Эволюцию кинообразов Командора отражает табл. 1.
Таблица 1.
Сравнительная таблица кинообразов Командора
|
Фильм / Постановка, год |
Формат / Жанр |
Образ Командора |
Тип вмешательства |
Функция в сюжете |
|
Частная жизнь Дон Жуана (А. Корда, 1934) |
Романтическая комедия |
Функцию Командора частично берёт на себя Родриго, выдающий себя за Дон Жуана |
Насмешка, непризнание |
Лишение Дон Жуана личности и славы, трансформация |
|
Don Giovanni (В. Кольм-Вельте, 1954) |
Киноопера |
Классический персонаж карающего духа |
Символический мститель |
Возмездие в духе оперы Моцарта |
|
Don Giovanni (В. Фель-зенштейн, 1966) |
Театральная экранизация |
Сначала живой отец Анны, затем пугающая фигура в плаще и броне |
Персонаж-символ вины и возмездия |
Справедливый судия и катализатор финала |
|
Le Festin de Pierre (М. Блюваль, 1965) |
ТВ-спектакль по Мольеру |
Классическая каменная статуя, говорящая громовым голосом |
Аллегория смерти и кары |
Прямая расплата и моральное уничтожение |
|
Дон Жуан (В. Коттафави, 1967) |
Историко-романтическая драма в духе пеплума, с элементами эротизма и готики |
Командор присутствует в живом виде, как отец донны Анны. А после смерти появляется в виде тени |
Моральное осуждение, мистическая кара |
Дух не мстит напрямую, однако его гибель служит отправной точкой трагедии |
|
Don Giovanni (К. Бене, 1970) |
Артхаус, сюрреализм |
Образ Командора размыт, но элементы карающего рока присутствуют |
Символическое наказание, распад личности |
Философское разрушение субъекта |
|
Don Juan ou Si Don Juan était une femme (Роже Вадим, 1973) |
Эротико-психологи-ческий триллер |
Образ Командора размыт, частично его функции берёт на себя священник Поль |
Невидимая, но ощущаемая сила морали, возмездия и судьбы, которая нависает над героиней |
Общественное осуждение, самосуд |
|
Don Giovanni (Ж. Лози, 1979) |
Опера / артхаус-фильм |
Каменная статуя в мрачной архитектуре, оживает в финале |
Священный мститель, сверхъестественная сила |
Кара за распутство и безбожие |
|
Искушение Дон Жуана (Г. Колтунов, В. Левин, 1985) |
Кинопритча по пьесе Леси Украинки |
Командор тут – зеркало души героя. Он и выходит из зеркала, оживая |
Не мститель, а судья, молчаливый свидетель |
Искушение властью и возмездие в виде самонаказания |
|
Don Giovanni (Ф. Дзеффелли, 1990) |
Metropolitan Opera |
Грозная статуя, окружённая адским светом, медленно уводит Дон Жуана |
Сверхъестественное вмешательство |
Возмездие, реализация морального закона |
|
“Don Juan DeMarco” (Дж. Левен, 1994) |
Романтическая драма с элементами фэнтезийной мистификации |
Командор как персонаж отсутствует, но его функции исполняет психиатр Миклер |
Это командор без кары – он не карает героя, а спасает от цинизма реальности |
Суд и исповедь |
|
Дон Жуан (Ж. Вебер, 1998) |
Романтическая комедия по пьесе Мольера |
Каменного Командора заменяет безмолвная каменная голова |
Голова инициирует в герое раскаяние |
Преображение |
|
Страсти по Дон Жуану (Дж. Гордон-Левитт, 2013) |
Современная драма / комедия |
Образ Командора отсутствует, но его роль выполняет внутренний кризис героя и взросление |
Внутренняя трансформация, психоанализ |
Замена идеи кары на путь осознания |
Образ Командора большинство киноверсификаций представляет как универсальный символ морального предела. Он может быть статуей, призраком, судьёй, психиатром или даже невидимой силой, но его миссия остаётся неизменной: напомнить, что за все действия наступает расплата. В традиционных интерпретациях это жуткий и величественный персонаж, в современных – может быть метафорой или психологическим элементом, но всегда – носителем морального итога истории Дон Жуана, эволюционируя от архетипа мстителя к символу неминуемого морального закона или внутреннего конфликта личности. Эта трансформация отражает изменение восприятия моральной ответственности в культуре: от внешней кары – к внутреннему осознанию.

Сохранённые записи:
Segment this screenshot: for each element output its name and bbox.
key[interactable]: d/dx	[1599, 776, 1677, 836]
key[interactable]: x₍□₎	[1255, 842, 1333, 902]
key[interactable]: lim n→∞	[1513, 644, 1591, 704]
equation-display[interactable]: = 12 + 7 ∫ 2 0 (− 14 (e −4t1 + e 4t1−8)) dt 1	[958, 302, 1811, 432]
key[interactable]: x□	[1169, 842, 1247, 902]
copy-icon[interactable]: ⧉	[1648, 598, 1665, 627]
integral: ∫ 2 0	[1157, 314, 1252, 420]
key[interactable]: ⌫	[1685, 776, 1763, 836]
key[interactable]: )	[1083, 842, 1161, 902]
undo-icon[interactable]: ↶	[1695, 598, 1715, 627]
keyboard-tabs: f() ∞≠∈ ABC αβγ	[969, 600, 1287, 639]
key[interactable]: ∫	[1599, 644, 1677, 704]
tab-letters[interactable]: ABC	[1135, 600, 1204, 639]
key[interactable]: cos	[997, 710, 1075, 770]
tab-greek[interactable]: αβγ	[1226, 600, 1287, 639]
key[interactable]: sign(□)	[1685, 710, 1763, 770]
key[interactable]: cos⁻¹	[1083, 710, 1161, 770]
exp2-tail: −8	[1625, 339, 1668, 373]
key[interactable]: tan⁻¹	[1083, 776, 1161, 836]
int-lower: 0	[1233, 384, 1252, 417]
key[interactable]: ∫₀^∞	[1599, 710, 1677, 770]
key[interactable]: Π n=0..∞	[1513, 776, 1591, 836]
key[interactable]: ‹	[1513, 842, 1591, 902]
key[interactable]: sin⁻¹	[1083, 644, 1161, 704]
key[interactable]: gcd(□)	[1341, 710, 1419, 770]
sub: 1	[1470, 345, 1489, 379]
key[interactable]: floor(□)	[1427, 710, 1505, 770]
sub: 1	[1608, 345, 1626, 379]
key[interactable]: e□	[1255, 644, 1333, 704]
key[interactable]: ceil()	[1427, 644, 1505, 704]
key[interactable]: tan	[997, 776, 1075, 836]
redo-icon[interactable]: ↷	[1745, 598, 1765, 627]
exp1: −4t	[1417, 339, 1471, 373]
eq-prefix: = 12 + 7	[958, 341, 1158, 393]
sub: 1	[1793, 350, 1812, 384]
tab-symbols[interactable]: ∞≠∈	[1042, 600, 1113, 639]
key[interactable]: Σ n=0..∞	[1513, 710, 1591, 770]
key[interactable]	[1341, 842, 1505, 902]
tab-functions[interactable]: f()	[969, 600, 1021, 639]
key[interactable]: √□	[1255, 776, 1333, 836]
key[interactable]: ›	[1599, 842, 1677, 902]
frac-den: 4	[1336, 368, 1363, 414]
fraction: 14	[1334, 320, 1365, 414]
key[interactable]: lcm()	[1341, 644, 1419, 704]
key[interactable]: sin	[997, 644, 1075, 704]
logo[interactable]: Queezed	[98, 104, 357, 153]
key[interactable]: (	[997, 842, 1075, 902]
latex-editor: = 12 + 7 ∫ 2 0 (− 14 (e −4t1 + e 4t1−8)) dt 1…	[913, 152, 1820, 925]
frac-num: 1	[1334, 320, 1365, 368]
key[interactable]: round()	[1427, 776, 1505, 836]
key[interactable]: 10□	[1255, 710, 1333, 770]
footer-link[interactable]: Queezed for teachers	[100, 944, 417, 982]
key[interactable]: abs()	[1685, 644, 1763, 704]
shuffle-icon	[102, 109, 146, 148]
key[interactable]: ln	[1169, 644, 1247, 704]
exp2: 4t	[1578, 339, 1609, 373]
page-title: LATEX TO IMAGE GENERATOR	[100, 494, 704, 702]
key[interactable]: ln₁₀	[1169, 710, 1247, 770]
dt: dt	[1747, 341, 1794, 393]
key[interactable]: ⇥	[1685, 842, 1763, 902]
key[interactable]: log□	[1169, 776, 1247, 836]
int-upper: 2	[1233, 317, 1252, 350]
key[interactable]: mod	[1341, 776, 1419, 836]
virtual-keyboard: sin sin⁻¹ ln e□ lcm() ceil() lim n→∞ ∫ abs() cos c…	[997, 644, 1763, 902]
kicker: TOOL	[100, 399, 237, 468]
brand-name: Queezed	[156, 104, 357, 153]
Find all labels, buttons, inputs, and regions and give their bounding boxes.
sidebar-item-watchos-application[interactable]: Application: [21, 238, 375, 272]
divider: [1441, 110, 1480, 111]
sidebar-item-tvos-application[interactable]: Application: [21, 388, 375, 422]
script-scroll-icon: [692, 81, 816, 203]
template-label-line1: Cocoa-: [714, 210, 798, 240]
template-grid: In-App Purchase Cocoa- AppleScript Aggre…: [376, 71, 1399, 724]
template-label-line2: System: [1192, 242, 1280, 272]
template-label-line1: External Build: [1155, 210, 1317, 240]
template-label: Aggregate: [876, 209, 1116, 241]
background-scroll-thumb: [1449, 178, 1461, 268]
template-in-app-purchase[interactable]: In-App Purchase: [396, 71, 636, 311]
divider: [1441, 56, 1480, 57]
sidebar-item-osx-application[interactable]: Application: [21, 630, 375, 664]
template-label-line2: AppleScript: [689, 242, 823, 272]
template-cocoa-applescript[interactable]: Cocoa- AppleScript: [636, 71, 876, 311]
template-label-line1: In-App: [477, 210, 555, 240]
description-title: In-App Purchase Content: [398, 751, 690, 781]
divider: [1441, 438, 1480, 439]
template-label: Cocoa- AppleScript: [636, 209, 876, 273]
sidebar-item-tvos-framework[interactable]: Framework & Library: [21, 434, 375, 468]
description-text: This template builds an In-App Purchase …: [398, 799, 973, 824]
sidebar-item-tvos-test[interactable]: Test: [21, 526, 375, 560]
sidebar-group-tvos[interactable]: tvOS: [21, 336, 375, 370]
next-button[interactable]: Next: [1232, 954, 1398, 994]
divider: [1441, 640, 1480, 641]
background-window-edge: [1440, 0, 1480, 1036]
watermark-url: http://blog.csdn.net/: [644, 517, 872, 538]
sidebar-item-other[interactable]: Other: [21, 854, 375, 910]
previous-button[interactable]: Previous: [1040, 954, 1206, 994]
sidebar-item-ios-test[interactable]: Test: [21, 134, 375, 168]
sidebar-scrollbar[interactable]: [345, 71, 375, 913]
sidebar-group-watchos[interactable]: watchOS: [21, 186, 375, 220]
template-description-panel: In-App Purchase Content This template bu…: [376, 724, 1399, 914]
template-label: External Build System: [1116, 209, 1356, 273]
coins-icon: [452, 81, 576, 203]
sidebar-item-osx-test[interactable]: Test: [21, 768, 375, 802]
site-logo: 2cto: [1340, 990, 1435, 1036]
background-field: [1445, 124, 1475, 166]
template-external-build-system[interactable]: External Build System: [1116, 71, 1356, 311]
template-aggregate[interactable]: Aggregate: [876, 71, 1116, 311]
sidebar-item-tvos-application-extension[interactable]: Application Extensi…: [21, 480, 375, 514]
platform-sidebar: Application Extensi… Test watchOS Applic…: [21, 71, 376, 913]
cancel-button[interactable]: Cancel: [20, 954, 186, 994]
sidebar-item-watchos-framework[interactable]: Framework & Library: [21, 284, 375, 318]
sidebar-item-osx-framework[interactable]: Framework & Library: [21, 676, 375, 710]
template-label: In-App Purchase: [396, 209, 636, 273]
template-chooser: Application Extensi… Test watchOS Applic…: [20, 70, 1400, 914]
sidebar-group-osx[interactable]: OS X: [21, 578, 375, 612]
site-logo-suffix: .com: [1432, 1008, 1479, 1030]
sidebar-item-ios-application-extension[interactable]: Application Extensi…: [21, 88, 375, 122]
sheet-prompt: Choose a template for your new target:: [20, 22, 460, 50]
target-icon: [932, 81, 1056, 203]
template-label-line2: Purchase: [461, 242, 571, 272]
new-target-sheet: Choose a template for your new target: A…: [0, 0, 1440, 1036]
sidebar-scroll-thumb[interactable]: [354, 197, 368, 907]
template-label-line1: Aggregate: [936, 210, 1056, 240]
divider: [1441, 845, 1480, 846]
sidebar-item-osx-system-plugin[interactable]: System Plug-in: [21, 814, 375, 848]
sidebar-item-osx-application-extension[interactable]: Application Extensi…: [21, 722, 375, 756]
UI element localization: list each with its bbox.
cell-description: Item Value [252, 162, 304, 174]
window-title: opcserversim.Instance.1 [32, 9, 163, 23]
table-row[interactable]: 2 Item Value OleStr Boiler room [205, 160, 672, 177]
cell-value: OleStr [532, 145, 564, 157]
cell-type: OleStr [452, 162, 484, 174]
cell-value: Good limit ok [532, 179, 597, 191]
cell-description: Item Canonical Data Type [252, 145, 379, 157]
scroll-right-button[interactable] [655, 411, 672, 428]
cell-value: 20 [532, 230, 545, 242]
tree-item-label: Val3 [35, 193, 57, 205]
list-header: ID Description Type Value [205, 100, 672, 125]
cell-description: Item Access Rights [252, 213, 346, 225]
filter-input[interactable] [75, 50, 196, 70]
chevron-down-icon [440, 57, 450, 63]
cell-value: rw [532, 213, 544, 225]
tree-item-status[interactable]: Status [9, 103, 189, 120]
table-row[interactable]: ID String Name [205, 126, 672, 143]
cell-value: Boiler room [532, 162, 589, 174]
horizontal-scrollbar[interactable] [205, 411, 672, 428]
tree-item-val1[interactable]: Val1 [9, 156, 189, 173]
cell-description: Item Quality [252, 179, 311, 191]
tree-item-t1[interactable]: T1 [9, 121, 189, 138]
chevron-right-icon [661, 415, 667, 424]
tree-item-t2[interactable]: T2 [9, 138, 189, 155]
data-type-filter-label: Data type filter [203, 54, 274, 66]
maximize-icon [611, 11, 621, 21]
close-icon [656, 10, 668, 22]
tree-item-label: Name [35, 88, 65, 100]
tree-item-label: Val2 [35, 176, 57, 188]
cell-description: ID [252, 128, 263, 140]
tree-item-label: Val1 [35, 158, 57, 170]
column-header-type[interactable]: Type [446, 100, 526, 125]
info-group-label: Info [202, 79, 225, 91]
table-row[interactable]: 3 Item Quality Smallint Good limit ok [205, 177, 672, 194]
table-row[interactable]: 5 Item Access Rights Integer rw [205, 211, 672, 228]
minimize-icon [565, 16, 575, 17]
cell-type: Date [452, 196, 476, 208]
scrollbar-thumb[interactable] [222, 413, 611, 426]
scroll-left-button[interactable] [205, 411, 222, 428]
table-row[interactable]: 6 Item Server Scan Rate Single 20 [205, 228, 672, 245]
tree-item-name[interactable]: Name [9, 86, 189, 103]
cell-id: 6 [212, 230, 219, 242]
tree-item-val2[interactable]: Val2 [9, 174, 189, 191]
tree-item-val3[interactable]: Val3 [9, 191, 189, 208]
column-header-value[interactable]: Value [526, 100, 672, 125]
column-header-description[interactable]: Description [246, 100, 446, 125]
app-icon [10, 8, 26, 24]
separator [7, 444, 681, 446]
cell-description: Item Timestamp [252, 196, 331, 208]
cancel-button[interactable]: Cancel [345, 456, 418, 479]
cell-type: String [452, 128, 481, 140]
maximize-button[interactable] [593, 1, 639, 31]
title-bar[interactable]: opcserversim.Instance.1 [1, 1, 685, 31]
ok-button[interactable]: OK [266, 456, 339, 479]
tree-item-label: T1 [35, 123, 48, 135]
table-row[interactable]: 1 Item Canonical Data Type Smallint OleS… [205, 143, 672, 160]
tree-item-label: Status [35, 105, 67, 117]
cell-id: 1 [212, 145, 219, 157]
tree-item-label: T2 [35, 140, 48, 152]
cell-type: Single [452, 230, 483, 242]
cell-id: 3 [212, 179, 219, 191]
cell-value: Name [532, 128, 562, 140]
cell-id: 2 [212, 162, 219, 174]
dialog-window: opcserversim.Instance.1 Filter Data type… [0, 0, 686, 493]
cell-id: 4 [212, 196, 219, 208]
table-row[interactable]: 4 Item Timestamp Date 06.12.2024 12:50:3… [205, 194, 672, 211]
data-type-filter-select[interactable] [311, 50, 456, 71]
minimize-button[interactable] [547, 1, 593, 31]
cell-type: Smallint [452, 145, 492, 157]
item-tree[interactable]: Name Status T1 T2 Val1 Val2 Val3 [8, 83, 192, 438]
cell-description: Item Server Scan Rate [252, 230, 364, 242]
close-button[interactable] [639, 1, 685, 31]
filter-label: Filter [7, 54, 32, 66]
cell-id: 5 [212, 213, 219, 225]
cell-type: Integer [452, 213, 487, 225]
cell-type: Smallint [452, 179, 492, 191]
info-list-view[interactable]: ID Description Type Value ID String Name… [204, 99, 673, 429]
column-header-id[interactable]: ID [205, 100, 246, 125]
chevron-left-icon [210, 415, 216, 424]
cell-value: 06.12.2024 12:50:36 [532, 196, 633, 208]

> [ПИСЬМЕННЫЕ ЗАДАНИЯ]
1/ Изложите текст о кинообразах Командора в двух предложениях.
2/ Продолжите текст о кинообразах Командора с того места, на котором он заканчивается.

> [ОТВЕТЫ ПО ЗАДАНИЯМ]
1/ В киноверсиях истории Дон Жуана Командор может быть статуей, призраком, судьёй, психиатром или невидимой силой, но его миссия неизменна: напомнить, что за все действия наступает расплата. Из жуткого и величественного персонажа традиционных интерпретаций он превращается в метафору или психологический элемент в современных, и эта эволюция отражает переход в культуре от внешней кары к внутреннему осознанию моральной ответственности.

2/
В любой интерпретации образ Командира, как видим, сохраняет основные присущие ему черты:
1. Символ судьбы: в классике Командор – это буквально судьба, расплата за грехи. Это ожившая статуя, мститель, посланник смерти или ада, реализующий моральную справедливость. Он приходит, когда Дон Жуан уже не боится ничего, но именно в этот момент настигает его конец.
2. Моральный суд: даже в фильмах без прямого присутствия Командора его функция состоит в том, чтобы напомнить, что безнаказанность невозможна. Он – воплощённая совесть мира. Функция внешнего возмездия заменяется на внутренние моральные конфликты, лишённые мистики, но сохраняющие воспитательный элемент. В артхаусе (Бене, Фельзенштейн) образ приобретает абстрактные черты: символические, психологические, философские.
3. Сверхъестественный элемент: появление Командора разрушает привычную логику. В реалистичном повествовании он часто символизирует нечто “выше”, что нельзя контролировать: мораль, долг, высшую справедливость.
Заключение
Образ Командора – ключевой моральный и композиционный элемент произведений о Дон Жуане, начиная с испанской пьесы Тирсо де Молина и до многочисленных европейских интерпретаций. Он символизирует неизбежность возмездия за грехи, нарушение чести и религиозных заповедей. В испанской традиции Командор предстаёт прежде всего как олицетворение божественной кары, сверхъестественный агент справедливости. Во французской драматургии (Мольер) это уже не только карающая сила Бога, но и символ незыблемости моральных принципов, которые невозможно обмануть софистикой героя. В романтической и оперной традиции (Пушкин, Моцарт) образ приобретает трагическое величие, становясь воплощением судьбы, которая неумолимо преследует Дон Жуана, придавая финалу особую драматическую напряженность. Во всех случаях Командор является зеркалом, в котором проявляется сущность Дон Жуана – его гордыня, пренебрежение моралью и страх перед смертью. Этот образ универсален: он совмещает в себе мотив суда, сверхъестественного вмешательства и нравственного закона. И, независимо от национальной или жанровой трактовки, выполняет функцию финальной развязки и утверждения неизбежности морального воздаяния.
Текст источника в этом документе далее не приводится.